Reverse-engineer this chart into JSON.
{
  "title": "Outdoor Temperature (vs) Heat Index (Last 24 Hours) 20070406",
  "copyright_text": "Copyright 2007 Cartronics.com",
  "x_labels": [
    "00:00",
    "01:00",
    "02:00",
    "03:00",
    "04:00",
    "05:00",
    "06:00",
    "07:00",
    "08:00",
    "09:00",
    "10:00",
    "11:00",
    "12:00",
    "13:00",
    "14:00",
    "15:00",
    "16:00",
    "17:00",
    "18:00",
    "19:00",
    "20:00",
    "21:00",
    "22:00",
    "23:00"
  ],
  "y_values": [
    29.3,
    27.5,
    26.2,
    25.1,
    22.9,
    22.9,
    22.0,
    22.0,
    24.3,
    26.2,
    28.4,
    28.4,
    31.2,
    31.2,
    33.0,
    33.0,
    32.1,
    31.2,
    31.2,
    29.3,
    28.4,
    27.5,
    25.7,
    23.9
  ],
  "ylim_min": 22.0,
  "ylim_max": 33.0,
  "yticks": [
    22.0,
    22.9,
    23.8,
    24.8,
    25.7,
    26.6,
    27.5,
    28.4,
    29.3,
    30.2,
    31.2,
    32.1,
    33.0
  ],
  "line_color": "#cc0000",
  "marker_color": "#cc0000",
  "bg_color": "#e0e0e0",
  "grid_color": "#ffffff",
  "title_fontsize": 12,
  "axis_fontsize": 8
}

(EXERCISE INSTRUCTIONS): Copy out the whole listing, exactly as written.

(TASK OUTPUT):
Reverse-engineer this chart into JSON.
{
  "title": "Outdoor Temperature (vs) Heat Index (Last 24 Hours) 20070406",
  "copyright_text": "Copyright 2007 Cartronics.com",
  "x_labels": [
    "00:00",
    "01:00",
    "02:00",
    "03:00",
    "04:00",
    "05:00",
    "06:00",
    "07:00",
    "08:00",
    "09:00",
    "10:00",
    "11:00",
    "12:00",
    "13:00",
    "14:00",
    "15:00",
    "16:00",
    "17:00",
    "18:00",
    "19:00",
    "20:00",
    "21:00",
    "22:00",
    "23:00"
  ],
  "y_values": [
    29.3,
    27.5,
    26.2,
    25.1,
    22.9,
    22.9,
    22.0,
    22.0,
    24.3,
    26.2,
    28.4,
    28.4,
    31.2,
    31.2,
    33.0,
    33.0,
    32.1,
    31.2,
    31.2,
    29.3,
    28.4,
    27.5,
    25.7,
    23.9
  ],
  "ylim_min": 22.0,
  "ylim_max": 33.0,
  "yticks": [
    22.0,
    22.9,
    23.8,
    24.8,
    25.7,
    26.6,
    27.5,
    28.4,
    29.3,
    30.2,
    31.2,
    32.1,
    33.0
  ],
  "line_color": "#cc0000",
  "marker_color": "#cc0000",
  "bg_color": "#e0e0e0",
  "grid_color": "#ffffff",
  "title_fontsize": 12,
  "axis_fontsize": 8
}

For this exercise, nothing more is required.